╭──

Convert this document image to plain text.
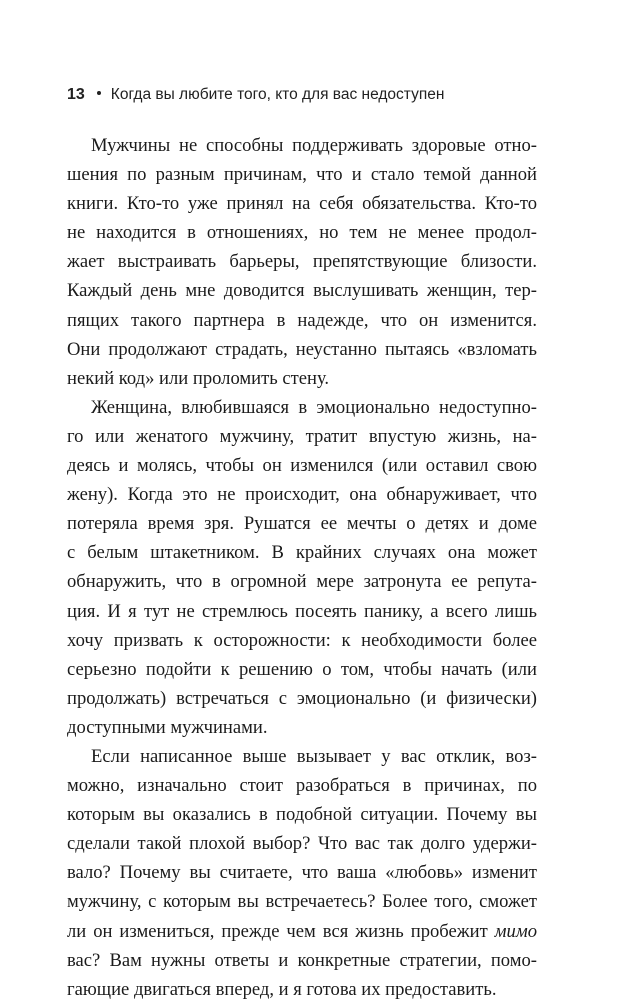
13 Когда вы любите того, кто для вас недоступен
Мужчины не способны поддерживать здоровые отно-
шения по разным причинам, что и стало темой данной
книги. Кто-то уже принял на себя обязательства. Кто-то
не находится в отношениях, но тем не менее продол-
жает выстраивать барьеры, препятствующие близости.
Каждый день мне доводится выслушивать женщин, тер-
пящих такого партнера в надежде, что он изменится.
Они продолжают страдать, неустанно пытаясь «взломать
некий код» или проломить стену.
Женщина, влюбившаяся в эмоционально недоступно-
го или женатого мужчину, тратит впустую жизнь, на-
деясь и молясь, чтобы он изменился (или оставил свою
жену). Когда это не происходит, она обнаруживает, что
потеряла время зря. Рушатся ее мечты о детях и доме
с белым штакетником. В крайних случаях она может
обнаружить, что в огромной мере затронута ее репута-
ция. И я тут не стремлюсь посеять панику, а всего лишь
хочу призвать к осторожности: к необходимости более
серьезно подойти к решению о том, чтобы начать (или
продолжать) встречаться с эмоционально (и физически)
доступными мужчинами.
Если написанное выше вызывает у вас отклик, воз-
можно, изначально стоит разобраться в причинах, по
которым вы оказались в подобной ситуации. Почему вы
сделали такой плохой выбор? Что вас так долго удержи-
вало? Почему вы считаете, что ваша «любовь» изменит
мужчину, с которым вы встречаетесь? Более того, сможет
ли он измениться, прежде чем вся жизнь пробежит мимо
вас? Вам нужны ответы и конкретные стратегии, помо-
гающие двигаться вперед, и я готова их предоставить.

╰──

- _Work to do_
Leave out the pictures and give the rest of the records again exactly.

- _Complete output_
Convert this document image to plain text.
13 Когда вы любите того, кто для вас недоступен
Мужчины не способны поддерживать здоровые отно-
шения по разным причинам, что и стало темой данной
книги. Кто-то уже принял на себя обязательства. Кто-то
не находится в отношениях, но тем не менее продол-
жает выстраивать барьеры, препятствующие близости.
Каждый день мне доводится выслушивать женщин, тер-
пящих такого партнера в надежде, что он изменится.
Они продолжают страдать, неустанно пытаясь «взломать
некий код» или проломить стену.
Женщина, влюбившаяся в эмоционально недоступно-
го или женатого мужчину, тратит впустую жизнь, на-
деясь и молясь, чтобы он изменился (или оставил свою
жену). Когда это не происходит, она обнаруживает, что
потеряла время зря. Рушатся ее мечты о детях и доме
с белым штакетником. В крайних случаях она может
обнаружить, что в огромной мере затронута ее репута-
ция. И я тут не стремлюсь посеять панику, а всего лишь
хочу призвать к осторожности: к необходимости более
серьезно подойти к решению о том, чтобы начать (или
продолжать) встречаться с эмоционально (и физически)
доступными мужчинами.
Если написанное выше вызывает у вас отклик, воз-
можно, изначально стоит разобраться в причинах, по
которым вы оказались в подобной ситуации. Почему вы
сделали такой плохой выбор? Что вас так долго удержи-
вало? Почему вы считаете, что ваша «любовь» изменит
мужчину, с которым вы встречаетесь? Более того, сможет
ли он измениться, прежде чем вся жизнь пробежит мимо
вас? Вам нужны ответы и конкретные стратегии, помо-
гающие двигаться вперед, и я готова их предоставить.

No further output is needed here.